-- Begin --

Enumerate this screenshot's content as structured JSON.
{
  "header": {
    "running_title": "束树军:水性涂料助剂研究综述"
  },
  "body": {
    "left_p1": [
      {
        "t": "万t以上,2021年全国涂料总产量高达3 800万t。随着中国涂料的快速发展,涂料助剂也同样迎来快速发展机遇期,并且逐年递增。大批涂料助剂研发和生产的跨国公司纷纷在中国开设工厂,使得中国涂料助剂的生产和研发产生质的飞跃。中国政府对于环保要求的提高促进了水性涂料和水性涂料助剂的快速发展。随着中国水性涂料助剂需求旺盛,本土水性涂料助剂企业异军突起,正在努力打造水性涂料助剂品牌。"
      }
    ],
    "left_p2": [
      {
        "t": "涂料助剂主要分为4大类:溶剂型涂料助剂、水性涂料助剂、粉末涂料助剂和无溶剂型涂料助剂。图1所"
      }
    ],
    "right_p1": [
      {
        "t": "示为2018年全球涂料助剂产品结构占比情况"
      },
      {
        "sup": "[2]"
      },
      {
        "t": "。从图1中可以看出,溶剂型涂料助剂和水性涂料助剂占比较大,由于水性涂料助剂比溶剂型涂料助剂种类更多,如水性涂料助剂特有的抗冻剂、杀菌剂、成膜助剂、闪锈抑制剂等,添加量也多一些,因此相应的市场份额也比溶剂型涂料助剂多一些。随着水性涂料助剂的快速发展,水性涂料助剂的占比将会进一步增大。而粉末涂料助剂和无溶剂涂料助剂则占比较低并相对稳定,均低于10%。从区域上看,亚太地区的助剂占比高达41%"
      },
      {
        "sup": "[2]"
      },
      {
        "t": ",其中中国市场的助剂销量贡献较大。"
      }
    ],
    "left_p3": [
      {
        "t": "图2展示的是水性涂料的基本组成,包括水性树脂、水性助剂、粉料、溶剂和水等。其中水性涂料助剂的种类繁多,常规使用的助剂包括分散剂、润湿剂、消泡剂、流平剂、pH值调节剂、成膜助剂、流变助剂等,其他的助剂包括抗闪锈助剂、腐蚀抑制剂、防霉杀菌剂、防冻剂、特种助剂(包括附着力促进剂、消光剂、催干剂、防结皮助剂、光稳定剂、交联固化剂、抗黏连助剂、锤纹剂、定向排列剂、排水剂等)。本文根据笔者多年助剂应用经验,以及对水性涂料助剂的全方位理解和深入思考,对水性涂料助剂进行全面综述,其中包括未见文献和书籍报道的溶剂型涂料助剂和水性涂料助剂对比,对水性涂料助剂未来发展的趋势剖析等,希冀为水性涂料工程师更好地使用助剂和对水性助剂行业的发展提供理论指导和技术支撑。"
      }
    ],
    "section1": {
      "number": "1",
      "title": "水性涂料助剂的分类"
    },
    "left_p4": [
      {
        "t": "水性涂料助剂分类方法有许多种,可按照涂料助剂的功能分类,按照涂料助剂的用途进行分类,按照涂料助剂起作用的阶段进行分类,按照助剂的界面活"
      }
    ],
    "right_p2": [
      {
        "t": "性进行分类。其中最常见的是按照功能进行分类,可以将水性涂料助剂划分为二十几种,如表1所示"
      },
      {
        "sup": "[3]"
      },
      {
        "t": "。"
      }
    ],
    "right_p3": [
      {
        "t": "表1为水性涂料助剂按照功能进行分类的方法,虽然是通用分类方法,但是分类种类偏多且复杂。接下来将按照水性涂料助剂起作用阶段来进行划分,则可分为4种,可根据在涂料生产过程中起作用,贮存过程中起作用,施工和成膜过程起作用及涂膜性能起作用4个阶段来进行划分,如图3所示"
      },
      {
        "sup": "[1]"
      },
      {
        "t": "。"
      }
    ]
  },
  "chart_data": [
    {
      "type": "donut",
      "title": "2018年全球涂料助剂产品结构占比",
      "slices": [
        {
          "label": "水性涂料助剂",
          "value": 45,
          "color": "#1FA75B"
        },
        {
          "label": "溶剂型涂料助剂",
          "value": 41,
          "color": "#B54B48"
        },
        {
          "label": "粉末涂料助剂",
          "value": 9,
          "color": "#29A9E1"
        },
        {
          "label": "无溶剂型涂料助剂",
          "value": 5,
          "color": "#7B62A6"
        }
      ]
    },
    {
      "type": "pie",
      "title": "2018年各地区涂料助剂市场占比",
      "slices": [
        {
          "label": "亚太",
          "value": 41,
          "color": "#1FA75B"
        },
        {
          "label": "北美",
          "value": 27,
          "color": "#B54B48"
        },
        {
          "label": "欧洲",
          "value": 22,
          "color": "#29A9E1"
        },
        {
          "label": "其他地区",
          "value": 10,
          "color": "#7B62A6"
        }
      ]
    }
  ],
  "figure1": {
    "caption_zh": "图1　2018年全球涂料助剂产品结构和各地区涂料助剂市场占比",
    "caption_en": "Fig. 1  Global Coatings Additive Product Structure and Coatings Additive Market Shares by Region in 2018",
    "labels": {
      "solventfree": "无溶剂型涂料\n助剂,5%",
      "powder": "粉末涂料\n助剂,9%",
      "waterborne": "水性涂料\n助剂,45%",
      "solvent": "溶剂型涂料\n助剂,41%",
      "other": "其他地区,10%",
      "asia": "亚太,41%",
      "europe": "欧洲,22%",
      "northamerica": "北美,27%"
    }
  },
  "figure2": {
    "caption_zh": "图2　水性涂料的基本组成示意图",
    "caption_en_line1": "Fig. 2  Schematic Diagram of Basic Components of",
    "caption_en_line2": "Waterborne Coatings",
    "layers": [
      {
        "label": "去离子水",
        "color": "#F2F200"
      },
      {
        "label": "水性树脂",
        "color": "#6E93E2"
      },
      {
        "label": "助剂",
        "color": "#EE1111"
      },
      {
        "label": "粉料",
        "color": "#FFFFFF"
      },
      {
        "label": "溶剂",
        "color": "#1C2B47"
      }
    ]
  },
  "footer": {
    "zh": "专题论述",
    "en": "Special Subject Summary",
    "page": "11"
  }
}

-- End --

**Direction**
Check each line above for the string "value" and show the ones that have it.

**Final answer**
          "value": 45,
          "value": 41,
          "value": 9,
          "value": 5,
          "value": 41,
          "value": 27,
          "value": 22,
          "value": 10,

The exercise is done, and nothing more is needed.